▶ Prompt: Read the material below and tally how many lines hold the word "biletowe", giving the number and nothing else.
───── Data ─────
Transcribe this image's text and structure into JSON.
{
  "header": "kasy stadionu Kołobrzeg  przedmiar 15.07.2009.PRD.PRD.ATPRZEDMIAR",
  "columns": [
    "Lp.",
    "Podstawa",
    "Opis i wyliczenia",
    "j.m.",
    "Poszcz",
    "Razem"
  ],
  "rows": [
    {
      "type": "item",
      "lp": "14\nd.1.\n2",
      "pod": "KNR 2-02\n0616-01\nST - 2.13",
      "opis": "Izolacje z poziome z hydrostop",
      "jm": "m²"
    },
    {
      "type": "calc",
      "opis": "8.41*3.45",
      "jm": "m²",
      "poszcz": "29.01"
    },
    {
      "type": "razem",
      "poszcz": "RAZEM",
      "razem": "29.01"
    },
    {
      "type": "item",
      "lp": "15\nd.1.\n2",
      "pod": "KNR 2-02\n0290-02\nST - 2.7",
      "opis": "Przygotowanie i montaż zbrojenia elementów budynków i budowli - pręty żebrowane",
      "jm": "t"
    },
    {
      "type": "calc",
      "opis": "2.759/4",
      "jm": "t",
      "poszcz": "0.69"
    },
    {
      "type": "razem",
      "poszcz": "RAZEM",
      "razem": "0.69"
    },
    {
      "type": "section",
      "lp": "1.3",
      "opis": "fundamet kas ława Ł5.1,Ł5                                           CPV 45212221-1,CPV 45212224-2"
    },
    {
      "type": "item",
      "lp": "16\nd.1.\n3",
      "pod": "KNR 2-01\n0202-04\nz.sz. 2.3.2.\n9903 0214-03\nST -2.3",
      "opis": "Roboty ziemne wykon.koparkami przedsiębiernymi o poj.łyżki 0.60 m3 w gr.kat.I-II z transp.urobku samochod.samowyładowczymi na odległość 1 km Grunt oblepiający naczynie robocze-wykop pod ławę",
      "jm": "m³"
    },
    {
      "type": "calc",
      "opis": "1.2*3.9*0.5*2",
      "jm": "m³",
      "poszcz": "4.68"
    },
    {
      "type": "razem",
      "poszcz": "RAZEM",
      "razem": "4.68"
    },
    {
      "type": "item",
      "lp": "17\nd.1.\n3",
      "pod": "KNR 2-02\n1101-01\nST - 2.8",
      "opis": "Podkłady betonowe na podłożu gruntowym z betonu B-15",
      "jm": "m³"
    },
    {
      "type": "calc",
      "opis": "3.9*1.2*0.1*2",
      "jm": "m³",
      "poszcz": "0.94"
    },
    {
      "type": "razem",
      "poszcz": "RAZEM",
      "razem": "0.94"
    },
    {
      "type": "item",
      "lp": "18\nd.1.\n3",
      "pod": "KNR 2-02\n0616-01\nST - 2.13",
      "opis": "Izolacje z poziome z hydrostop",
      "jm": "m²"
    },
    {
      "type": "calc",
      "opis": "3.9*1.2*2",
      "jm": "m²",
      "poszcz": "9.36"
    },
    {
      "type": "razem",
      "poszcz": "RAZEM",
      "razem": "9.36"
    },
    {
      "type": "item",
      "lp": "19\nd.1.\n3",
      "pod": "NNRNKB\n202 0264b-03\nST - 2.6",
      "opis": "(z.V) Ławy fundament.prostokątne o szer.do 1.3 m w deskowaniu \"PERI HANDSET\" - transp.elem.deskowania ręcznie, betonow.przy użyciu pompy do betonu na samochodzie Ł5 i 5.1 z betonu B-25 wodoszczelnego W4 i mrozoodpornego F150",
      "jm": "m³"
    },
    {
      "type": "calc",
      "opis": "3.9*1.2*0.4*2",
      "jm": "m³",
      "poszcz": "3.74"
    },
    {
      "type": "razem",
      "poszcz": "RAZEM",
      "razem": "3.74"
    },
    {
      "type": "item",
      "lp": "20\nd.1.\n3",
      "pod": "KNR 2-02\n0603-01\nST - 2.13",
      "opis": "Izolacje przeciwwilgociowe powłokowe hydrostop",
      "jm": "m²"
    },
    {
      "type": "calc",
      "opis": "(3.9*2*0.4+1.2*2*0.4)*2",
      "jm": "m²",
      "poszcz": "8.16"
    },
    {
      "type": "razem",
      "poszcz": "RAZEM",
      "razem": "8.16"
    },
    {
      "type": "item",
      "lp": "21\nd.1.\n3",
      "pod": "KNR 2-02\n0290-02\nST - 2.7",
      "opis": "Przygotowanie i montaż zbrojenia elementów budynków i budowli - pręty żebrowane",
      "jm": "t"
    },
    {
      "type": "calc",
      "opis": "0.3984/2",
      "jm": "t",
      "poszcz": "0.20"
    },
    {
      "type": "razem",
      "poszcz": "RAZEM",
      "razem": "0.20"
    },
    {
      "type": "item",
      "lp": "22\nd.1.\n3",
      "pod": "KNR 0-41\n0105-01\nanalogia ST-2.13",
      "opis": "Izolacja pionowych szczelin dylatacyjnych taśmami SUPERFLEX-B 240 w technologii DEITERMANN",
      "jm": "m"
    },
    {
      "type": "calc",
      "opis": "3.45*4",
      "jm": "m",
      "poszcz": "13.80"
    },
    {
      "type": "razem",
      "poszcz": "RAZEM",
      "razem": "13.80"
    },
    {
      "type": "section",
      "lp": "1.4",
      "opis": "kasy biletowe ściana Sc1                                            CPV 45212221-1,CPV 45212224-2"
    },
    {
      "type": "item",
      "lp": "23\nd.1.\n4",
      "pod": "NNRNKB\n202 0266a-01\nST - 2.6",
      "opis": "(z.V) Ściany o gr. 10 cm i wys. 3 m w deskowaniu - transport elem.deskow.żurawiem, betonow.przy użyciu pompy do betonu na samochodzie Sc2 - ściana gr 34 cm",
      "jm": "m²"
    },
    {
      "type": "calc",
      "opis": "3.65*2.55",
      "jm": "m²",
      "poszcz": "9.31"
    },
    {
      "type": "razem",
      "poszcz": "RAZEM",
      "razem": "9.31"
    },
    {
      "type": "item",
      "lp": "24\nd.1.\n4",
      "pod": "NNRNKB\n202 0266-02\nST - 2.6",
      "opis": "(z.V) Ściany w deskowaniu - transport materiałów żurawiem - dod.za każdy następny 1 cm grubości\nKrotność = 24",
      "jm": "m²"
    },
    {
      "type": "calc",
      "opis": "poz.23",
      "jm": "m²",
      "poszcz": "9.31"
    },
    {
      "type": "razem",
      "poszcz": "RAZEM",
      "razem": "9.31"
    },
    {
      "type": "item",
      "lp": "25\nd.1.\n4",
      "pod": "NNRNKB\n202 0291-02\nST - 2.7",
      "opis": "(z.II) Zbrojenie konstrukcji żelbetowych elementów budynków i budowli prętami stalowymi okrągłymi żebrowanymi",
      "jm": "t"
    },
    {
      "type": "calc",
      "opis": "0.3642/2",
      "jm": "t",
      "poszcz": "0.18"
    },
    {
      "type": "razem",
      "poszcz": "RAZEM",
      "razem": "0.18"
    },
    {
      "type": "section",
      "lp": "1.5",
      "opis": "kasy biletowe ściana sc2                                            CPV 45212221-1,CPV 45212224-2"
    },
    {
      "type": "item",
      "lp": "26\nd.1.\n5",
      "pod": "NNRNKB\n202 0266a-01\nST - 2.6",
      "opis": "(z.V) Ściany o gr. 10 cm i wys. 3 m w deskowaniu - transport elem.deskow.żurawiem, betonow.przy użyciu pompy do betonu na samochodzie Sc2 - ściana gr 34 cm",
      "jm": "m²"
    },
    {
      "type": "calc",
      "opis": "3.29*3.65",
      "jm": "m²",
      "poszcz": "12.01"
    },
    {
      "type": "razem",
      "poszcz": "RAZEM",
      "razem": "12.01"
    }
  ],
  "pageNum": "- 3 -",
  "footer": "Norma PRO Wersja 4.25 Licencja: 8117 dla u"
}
─────
▶ Complete response: 2